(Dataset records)
## begin

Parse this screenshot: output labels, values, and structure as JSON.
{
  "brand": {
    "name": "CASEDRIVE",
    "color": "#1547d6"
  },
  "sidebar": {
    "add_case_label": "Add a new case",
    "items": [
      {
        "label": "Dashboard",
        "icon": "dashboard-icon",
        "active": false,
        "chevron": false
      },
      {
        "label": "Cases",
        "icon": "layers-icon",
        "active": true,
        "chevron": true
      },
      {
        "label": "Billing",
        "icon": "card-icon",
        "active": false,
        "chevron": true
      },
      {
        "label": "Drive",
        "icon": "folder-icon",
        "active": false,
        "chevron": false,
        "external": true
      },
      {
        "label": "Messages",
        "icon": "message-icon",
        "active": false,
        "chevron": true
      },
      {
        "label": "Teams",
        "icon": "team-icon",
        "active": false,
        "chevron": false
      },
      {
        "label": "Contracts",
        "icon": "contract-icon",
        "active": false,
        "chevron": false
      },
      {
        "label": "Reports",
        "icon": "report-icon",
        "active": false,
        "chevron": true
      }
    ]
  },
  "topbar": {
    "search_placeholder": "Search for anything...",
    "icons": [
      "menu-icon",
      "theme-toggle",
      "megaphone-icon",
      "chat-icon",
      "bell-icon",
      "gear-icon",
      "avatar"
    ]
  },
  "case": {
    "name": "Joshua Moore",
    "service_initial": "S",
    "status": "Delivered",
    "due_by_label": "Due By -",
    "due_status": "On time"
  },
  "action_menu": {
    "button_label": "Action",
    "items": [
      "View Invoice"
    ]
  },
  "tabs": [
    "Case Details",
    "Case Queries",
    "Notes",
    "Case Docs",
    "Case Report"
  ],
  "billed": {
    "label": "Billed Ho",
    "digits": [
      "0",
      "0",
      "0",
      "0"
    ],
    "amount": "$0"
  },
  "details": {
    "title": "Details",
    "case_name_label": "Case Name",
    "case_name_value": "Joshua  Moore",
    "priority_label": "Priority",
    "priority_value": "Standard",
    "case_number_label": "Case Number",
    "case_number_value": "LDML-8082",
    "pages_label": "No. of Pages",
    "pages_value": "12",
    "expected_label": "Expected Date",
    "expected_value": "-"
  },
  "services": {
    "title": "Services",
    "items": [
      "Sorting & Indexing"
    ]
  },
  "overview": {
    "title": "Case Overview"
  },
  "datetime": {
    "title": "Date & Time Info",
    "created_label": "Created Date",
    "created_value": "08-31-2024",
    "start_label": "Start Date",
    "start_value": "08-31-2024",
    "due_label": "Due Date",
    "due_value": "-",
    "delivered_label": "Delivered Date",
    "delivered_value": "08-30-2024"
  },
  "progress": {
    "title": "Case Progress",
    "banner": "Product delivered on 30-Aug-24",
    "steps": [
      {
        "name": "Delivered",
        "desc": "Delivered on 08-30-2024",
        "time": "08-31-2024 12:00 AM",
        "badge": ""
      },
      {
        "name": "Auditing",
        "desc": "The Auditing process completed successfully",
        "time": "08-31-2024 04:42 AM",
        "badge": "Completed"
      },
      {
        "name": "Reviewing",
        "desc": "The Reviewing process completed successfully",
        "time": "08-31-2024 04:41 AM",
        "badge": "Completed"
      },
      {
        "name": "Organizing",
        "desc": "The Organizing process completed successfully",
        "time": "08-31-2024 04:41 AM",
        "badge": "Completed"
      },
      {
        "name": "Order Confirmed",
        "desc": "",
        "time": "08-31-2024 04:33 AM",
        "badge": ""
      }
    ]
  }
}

## end

> [Job]
Every line of the records above needs to be given again exactly.

> [Solved exercise]
Parse this screenshot: output labels, values, and structure as JSON.
{
  "brand": {
    "name": "CASEDRIVE",
    "color": "#1547d6"
  },
  "sidebar": {
    "add_case_label": "Add a new case",
    "items": [
      {
        "label": "Dashboard",
        "icon": "dashboard-icon",
        "active": false,
        "chevron": false
      },
      {
        "label": "Cases",
        "icon": "layers-icon",
        "active": true,
        "chevron": true
      },
      {
        "label": "Billing",
        "icon": "card-icon",
        "active": false,
        "chevron": true
      },
      {
        "label": "Drive",
        "icon": "folder-icon",
        "active": false,
        "chevron": false,
        "external": true
      },
      {
        "label": "Messages",
        "icon": "message-icon",
        "active": false,
        "chevron": true
      },
      {
        "label": "Teams",
        "icon": "team-icon",
        "active": false,
        "chevron": false
      },
      {
        "label": "Contracts",
        "icon": "contract-icon",
        "active": false,
        "chevron": false
      },
      {
        "label": "Reports",
        "icon": "report-icon",
        "active": false,
        "chevron": true
      }
    ]
  },
  "topbar": {
    "search_placeholder": "Search for anything...",
    "icons": [
      "menu-icon",
      "theme-toggle",
      "megaphone-icon",
      "chat-icon",
      "bell-icon",
      "gear-icon",
      "avatar"
    ]
  },
  "case": {
    "name": "Joshua Moore",
    "service_initial": "S",
    "status": "Delivered",
    "due_by_label": "Due By -",
    "due_status": "On time"
  },
  "action_menu": {
    "button_label": "Action",
    "items": [
      "View Invoice"
    ]
  },
  "tabs": [
    "Case Details",
    "Case Queries",
    "Notes",
    "Case Docs",
    "Case Report"
  ],
  "billed": {
    "label": "Billed Ho",
    "digits": [
      "0",
      "0",
      "0",
      "0"
    ],
    "amount": "$0"
  },
  "details": {
    "title": "Details",
    "case_name_label": "Case Name",
    "case_name_value": "Joshua  Moore",
    "priority_label": "Priority",
    "priority_value": "Standard",
    "case_number_label": "Case Number",
    "case_number_value": "LDML-8082",
    "pages_label": "No. of Pages",
    "pages_value": "12",
    "expected_label": "Expected Date",
    "expected_value": "-"
  },
  "services": {
    "title": "Services",
    "items": [
      "Sorting & Indexing"
    ]
  },
  "overview": {
    "title": "Case Overview"
  },
  "datetime": {
    "title": "Date & Time Info",
    "created_label": "Created Date",
    "created_value": "08-31-2024",
    "start_label": "Start Date",
    "start_value": "08-31-2024",
    "due_label": "Due Date",
    "due_value": "-",
    "delivered_label": "Delivered Date",
    "delivered_value": "08-30-2024"
  },
  "progress": {
    "title": "Case Progress",
    "banner": "Product delivered on 30-Aug-24",
    "steps": [
      {
        "name": "Delivered",
        "desc": "Delivered on 08-30-2024",
        "time": "08-31-2024 12:00 AM",
        "badge": ""
      },
      {
        "name": "Auditing",
        "desc": "The Auditing process completed successfully",
        "time": "08-31-2024 04:42 AM",
        "badge": "Completed"
      },
      {
        "name": "Reviewing",
        "desc": "The Reviewing process completed successfully",
        "time": "08-31-2024 04:41 AM",
        "badge": "Completed"
      },
      {
        "name": "Organizing",
        "desc": "The Organizing process completed successfully",
        "time": "08-31-2024 04:41 AM",
        "badge": "Completed"
      },
      {
        "name": "Order Confirmed",
        "desc": "",
        "time": "08-31-2024 04:33 AM",
        "badge": ""
      }
    ]
  }
}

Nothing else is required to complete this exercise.